▶ WHAT TO PRODUCE: Put every line of the entries below into a JSON list of strings, one string per line, with blank lines and pictures left out.

============================================================

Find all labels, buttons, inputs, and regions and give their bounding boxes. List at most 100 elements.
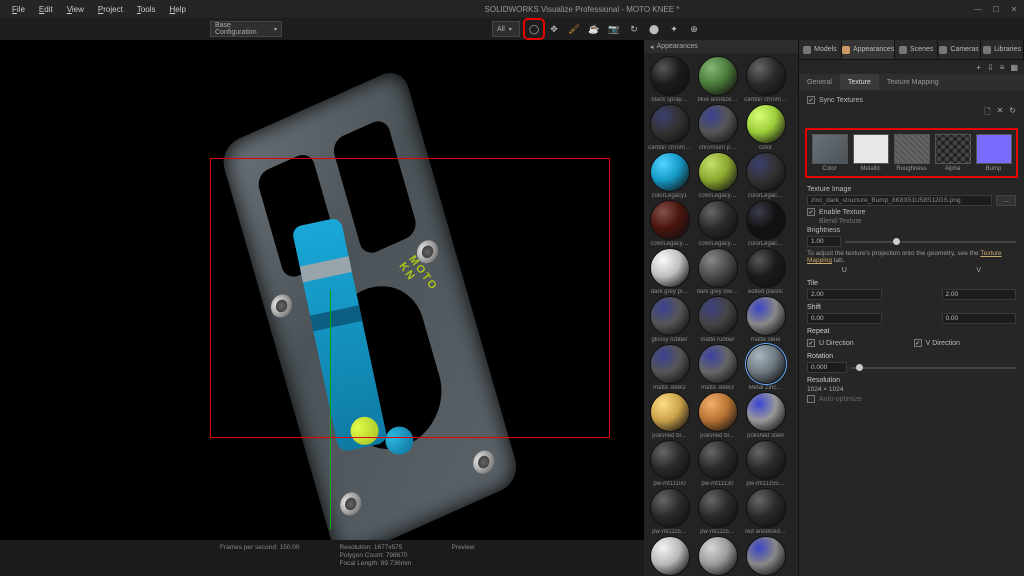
appearance-swatch[interactable]: colorLegacy… [695,200,740,247]
subtab-texture[interactable]: Texture [840,74,879,90]
enable-texture-checkbox[interactable] [807,208,815,216]
texture-map-alpha[interactable]: Alpha [934,134,971,172]
appearance-swatch[interactable]: matte steel [743,296,788,343]
brightness-value[interactable]: 1.00 [807,236,841,247]
appearance-swatch[interactable]: colorLegacy1 [647,152,692,199]
tab-appearances[interactable]: Appearances [842,40,895,59]
camera-tool-button[interactable]: 📷 [606,21,622,37]
appearance-swatch[interactable]: Metal Zinc… [743,344,788,391]
appearance-swatch[interactable]: matte steel3 [695,344,740,391]
appearance-swatch[interactable]: colorLegac… [743,152,788,199]
mapping-note: To adjust the texture's projection onto … [807,250,1016,264]
repeat-v-checkbox[interactable] [914,339,922,347]
appearance-swatch[interactable]: glossy rubber [647,296,692,343]
add-icon[interactable]: + [976,63,981,72]
appearance-swatch[interactable]: pw-mt11130 [695,440,740,487]
viewport-3d[interactable]: MOTO KN Frames per second: 150.00 Resolu… [0,40,644,576]
appearance-swatch[interactable]: colorLegac… [743,200,788,247]
close-icon[interactable]: ✕ [1008,5,1020,14]
menu-file[interactable]: FFileile [6,4,31,15]
appearance-swatch[interactable]: matte rubber [695,296,740,343]
rotation-value[interactable]: 0.000 [807,362,847,373]
properties-panel: Models Appearances Scenes Cameras Librar… [799,40,1024,576]
sync-textures-label: Sync Textures [819,97,863,104]
appearance-swatch[interactable]: polished bl… [647,392,692,439]
appearance-swatch[interactable]: red anodised… [743,488,788,535]
browse-button[interactable]: … [996,195,1016,206]
brightness-slider[interactable] [845,237,1016,247]
library-header: Appearances [657,43,698,50]
texture-refresh-icon[interactable]: ↻ [1009,106,1016,120]
minimize-icon[interactable]: — [972,5,984,14]
tile-v-input[interactable]: 2.00 [942,289,1017,300]
appearance-swatch[interactable]: pw-mt1115… [695,488,740,535]
render-region-outline [210,158,610,438]
rotation-slider[interactable] [851,363,1016,373]
appearance-swatch[interactable]: satin finish… [695,536,740,576]
configuration-dropdown[interactable]: Base Configuration▾ [210,21,282,37]
appearance-swatch[interactable]: black spray… [647,56,692,103]
appearance-swatch[interactable]: colorLegacy… [695,152,740,199]
tile-u-input[interactable]: 2.00 [807,289,882,300]
auto-optimize-checkbox[interactable] [807,395,815,403]
appearance-library: ◂Appearances black spray…blue anodize…ca… [644,40,799,576]
sync-textures-checkbox[interactable] [807,96,815,104]
shift-u-input[interactable]: 0.00 [807,313,882,324]
texture-map-roughness[interactable]: Roughness [893,134,930,172]
maximize-icon[interactable]: ☐ [990,5,1002,14]
appearance-swatch[interactable]: pw-mt11100 [647,440,692,487]
status-bar: Frames per second: 150.00 Resolution: 16… [0,540,644,576]
extra-tool-button[interactable]: ⊕ [686,21,702,37]
appearance-swatch[interactable]: blue anodize… [695,56,740,103]
refresh-button[interactable]: ↻ [626,21,642,37]
appearance-swatch[interactable]: color [743,104,788,151]
appearance-swatch[interactable]: edited plastic [743,248,788,295]
paint-tool-button[interactable]: 🖌 [566,21,582,37]
appearance-swatch[interactable]: colorLegacy… [647,200,692,247]
variant-dropdown[interactable]: All▾ [492,21,520,37]
shift-v-input[interactable]: 0.00 [942,313,1017,324]
appearance-swatch[interactable]: pw-mt1115… [647,488,692,535]
list-icon[interactable]: ≡ [1000,63,1005,72]
subtab-general[interactable]: General [799,74,840,90]
texture-add-icon[interactable]: 🗋 [984,106,990,120]
texture-map-color[interactable]: Color [811,134,848,172]
tab-cameras[interactable]: Cameras [938,40,981,59]
grid-icon[interactable]: ▦ [1010,63,1018,72]
repeat-u-checkbox[interactable] [807,339,815,347]
appearance-swatch[interactable]: satin brush… [743,536,788,576]
tab-libraries[interactable]: Libraries [981,40,1024,59]
appearance-swatch[interactable]: chromium p… [695,104,740,151]
texture-map-bump[interactable]: Bump [975,134,1012,172]
tab-scenes[interactable]: Scenes [895,40,938,59]
appearance-swatch[interactable]: satin brush… [647,536,692,576]
import-icon[interactable]: ⇩ [987,63,994,72]
appearance-swatch[interactable]: carbon chrom… [647,104,692,151]
menu-help[interactable]: Help [164,4,192,15]
menu-project[interactable]: Project [92,4,129,15]
appearance-swatch[interactable]: pw-mt11155… [743,440,788,487]
menu-bar: FFileile Edit View Project Tools Help [6,4,192,15]
texture-maps-row: ColorMetallicRoughnessAlphaBump [805,128,1018,178]
texture-map-metallic[interactable]: Metallic [852,134,889,172]
appearance-swatch[interactable]: matte steel2 [647,344,692,391]
appearance-swatch[interactable]: polished steel [743,392,788,439]
tab-models[interactable]: Models [799,40,842,59]
appearance-swatch[interactable]: dark grey pl… [647,248,692,295]
menu-edit[interactable]: Edit [33,4,59,15]
appearance-swatch[interactable]: dark grey low… [695,248,740,295]
lighting-button[interactable]: ☕ [586,21,602,37]
subtab-mapping[interactable]: Texture Mapping [879,74,947,90]
texture-delete-icon[interactable]: ✕ [997,106,1004,120]
texture-path-field[interactable]: zinc_dark_structure_Bump_8K8X51U58S12GS.… [807,195,992,206]
top-toolbar: Base Configuration▾ All▾ ◯ ✥ 🖌 ☕ 📷 ↻ ⬤ ✦… [0,18,1024,40]
render-button[interactable]: ⬤ [646,21,662,37]
selection-mode-button[interactable]: ◯ [526,21,542,37]
title-bar: FFileile Edit View Project Tools Help SO… [0,0,1024,18]
move-tool-button[interactable]: ✥ [546,21,562,37]
menu-view[interactable]: View [61,4,90,15]
appearance-swatch[interactable]: polished bl… [695,392,740,439]
settings-button[interactable]: ✦ [666,21,682,37]
appearance-swatch[interactable]: carbon chrom… [743,56,788,103]
menu-tools[interactable]: Tools [131,4,162,15]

============================================================

▶ CORRECT RESULT:
[
  "Find all labels, buttons, inputs, and regions and give their bounding boxes. List at most 100 elements.",
  "appearance-swatch[interactable]: colorLegacy… [695,200,740,247]",
  "subtab-texture[interactable]: Texture [840,74,879,90]",
  "enable-texture-checkbox[interactable] [807,208,815,216]",
  "texture-map-alpha[interactable]: Alpha [934,134,971,172]",
  "appearance-swatch[interactable]: matte steel [743,296,788,343]",
  "brightness-value[interactable]: 1.00 [807,236,841,247]",
  "appearance-swatch[interactable]: colorLegacy1 [647,152,692,199]",
  "tab-appearances[interactable]: Appearances [842,40,895,59]",
  "camera-tool-button[interactable]: 📷 [606,21,622,37]",
  "appearance-swatch[interactable]: Metal Zinc… [743,344,788,391]",
  "appearance-swatch[interactable]: matte steel3 [695,344,740,391]",
  "appearance-swatch[interactable]: colorLegac… [743,152,788,199]",
  "mapping-note: To adjust the texture's projection onto … [807,250,1016,264]",
  "repeat-v-checkbox[interactable] [914,339,922,347]",
  "appearance-swatch[interactable]: glossy rubber [647,296,692,343]",
  "add-icon[interactable]: + [976,63,981,72]",
  "appearance-swatch[interactable]: pw-mt11130 [695,440,740,487]",
  "viewport-3d[interactable]: MOTO KN Frames per second: 150.00 Resolu… [0,40,644,576]",
  "appearance-swatch[interactable]: colorLegac… [743,200,788,247]",
  "close-icon[interactable]: ✕ [1008,5,1020,14]",
  "menu-file[interactable]: FFileile [6,4,31,15]",
  "appearance-swatch[interactable]: matte rubber [695,296,740,343]",
  "rotation-value[interactable]: 0.000 [807,362,847,373]",
  "properties-panel: Models Appearances Scenes Cameras Librar… [799,40,1024,576]",
  "sync-textures-label: Sync Textures [819,97,863,104]",
  "appearance-swatch[interactable]: polished bl… [647,392,692,439]",
  "appearance-swatch[interactable]: red anodised… [743,488,788,535]",
  "browse-button[interactable]: … [996,195,1016,206]",
  "brightness-slider[interactable] [845,237,1016,247]",
  "library-header: Appearances [657,43,698,50]",
  "texture-refresh-icon[interactable]: ↻ [1009,106,1016,120]",
  "minimize-icon[interactable]: — [972,5,984,14]",
  "tile-v-input[interactable]: 2.00 [942,289,1017,300]",
  "appearance-swatch[interactable]: pw-mt1115… [695,488,740,535]",
  "render-region-outline [210,158,610,438]",
  "rotation-slider[interactable] [851,363,1016,373]",
  "appearance-swatch[interactable]: satin finish… [695,536,740,576]",
  "configuration-dropdown[interactable]: Base Configuration▾ [210,21,282,37]",
  "appearance-swatch[interactable]: black spray… [647,56,692,103]",
  "appearance-swatch[interactable]: colorLegacy… [695,152,740,199]",
  "tile-u-input[interactable]: 2.00 [807,289,882,300]",
  "auto-optimize-checkbox[interactable] [807,395,815,403]",
  "appearance-library: ◂Appearances black spray…blue anodize…ca… [644,40,799,576]",
  "sync-textures-checkbox[interactable] [807,96,815,104]",
  "shift-u-input[interactable]: 0.00 [807,313,882,324]",
  "texture-map-roughness[interactable]: Roughness [893,134,930,172]",
  "maximize-icon[interactable]: ☐ [990,5,1002,14]",
  "appearance-swatch[interactable]: pw-mt11100 [647,440,692,487]",
  "status-bar: Frames per second: 150.00 Resolution: 16… [0,540,644,576]",
  "extra-tool-button[interactable]: ⊕ [686,21,702,37]",
  "appearance-swatch[interactable]: blue anodize… [695,56,740,103]",
  "refresh-button[interactable]: ↻ [626,21,642,37]",
  "appearance-swatch[interactable]: color [743,104,788,151]",
  "appearance-swatch[interactable]: edited plastic [743,248,788,295]",
  "paint-tool-button[interactable]: 🖌 [566,21,582,37]",
  "appearance-swatch[interactable]: colorLegacy… [647,200,692,247]",
  "variant-dropdown[interactable]: All▾ [492,21,520,37]",
  "shift-v-input[interactable]: 0.00 [942,313,1017,324]",
  "appearance-swatch[interactable]: pw-mt1115… [647,488,692,535]",
  "list-icon[interactable]: ≡ [1000,63,1005,72]",
  "subtab-general[interactable]: General [799,74,840,90]",
  "texture-add-icon[interactable]: 🗋 [984,106,990,120]",
  "texture-map-color[interactable]: Color [811,134,848,172]",
  "tab-cameras[interactable]: Cameras [938,40,981,59]",
  "grid-icon[interactable]: ▦ [1010,63,1018,72]",
  "repeat-u-checkbox[interactable] [807,339,815,347]",
  "appearance-swatch[interactable]: satin brush… [743,536,788,576]",
  "tab-libraries[interactable]: Libraries [981,40,1024,59]",
  "appearance-swatch[interactable]: chromium p… [695,104,740,151]",
  "texture-map-bump[interactable]: Bump [975,134,1012,172]",
  "tab-scenes[interactable]: Scenes [895,40,938,59]",
  "appearance-swatch[interactable]: satin brush… [647,536,692,576]",
  "import-icon[interactable]: ⇩ [987,63,994,72]",
  "appearance-swatch[interactable]: carbon chrom… [647,104,692,151]",
  "menu-help[interactable]: Help [164,4,192,15]",
  "menu-project[interactable]: Project [92,4,129,15]",
  "appearance-swatch[interactable]: pw-mt11155… [743,440,788,487]",
  "menu-bar: FFileile Edit View Project Tools Help [6,4,192,15]",
  "texture-maps-row: ColorMetallicRoughnessAlphaBump [805,128,1018,178]",
  "texture-map-metallic[interactable]: Metallic [852,134,889,172]",
  "appearance-swatch[interactable]: matte steel2 [647,344,692,391]",
  "appearance-swatch[interactable]: polished steel [743,392,788,439]",
  "tab-models[interactable]: Models [799,40,842,59]",
  "appearance-swatch[interactable]: dark grey pl… [647,248,692,295]",
  "menu-edit[interactable]: Edit [33,4,59,15]",
  "appearance-swatch[interactable]: dark grey low… [695,248,740,295]",
  "lighting-button[interactable]: ☕ [586,21,602,37]",
  "subtab-mapping[interactable]: Texture Mapping [879,74,947,90]",
  "texture-delete-icon[interactable]: ✕ [997,106,1004,120]",
  "texture-path-field[interactable]: zinc_dark_structure_Bump_8K8X51U58S12GS.… [807,195,992,206]",
  "top-toolbar: Base Configuration▾ All▾ ◯ ✥ 🖌 ☕ 📷 ↻ ⬤ ✦… [0,18,1024,40]",
  "render-button[interactable]: ⬤ [646,21,662,37]",
  "selection-mode-button[interactable]: ◯ [526,21,542,37]",
  "title-bar: FFileile Edit View Project Tools Help SO… [0,0,1024,18]",
  "move-tool-button[interactable]: ✥ [546,21,562,37]",
  "menu-view[interactable]: View [61,4,90,15]",
  "appearance-swatch[interactable]: polished bl… [695,392,740,439]",
  "settings-button[interactable]: ✦ [666,21,682,37]",
  "appearance-swatch[interactable]: carbon chrom… [743,56,788,103]",
  "menu-tools[interactable]: Tools [131,4,162,15]"
]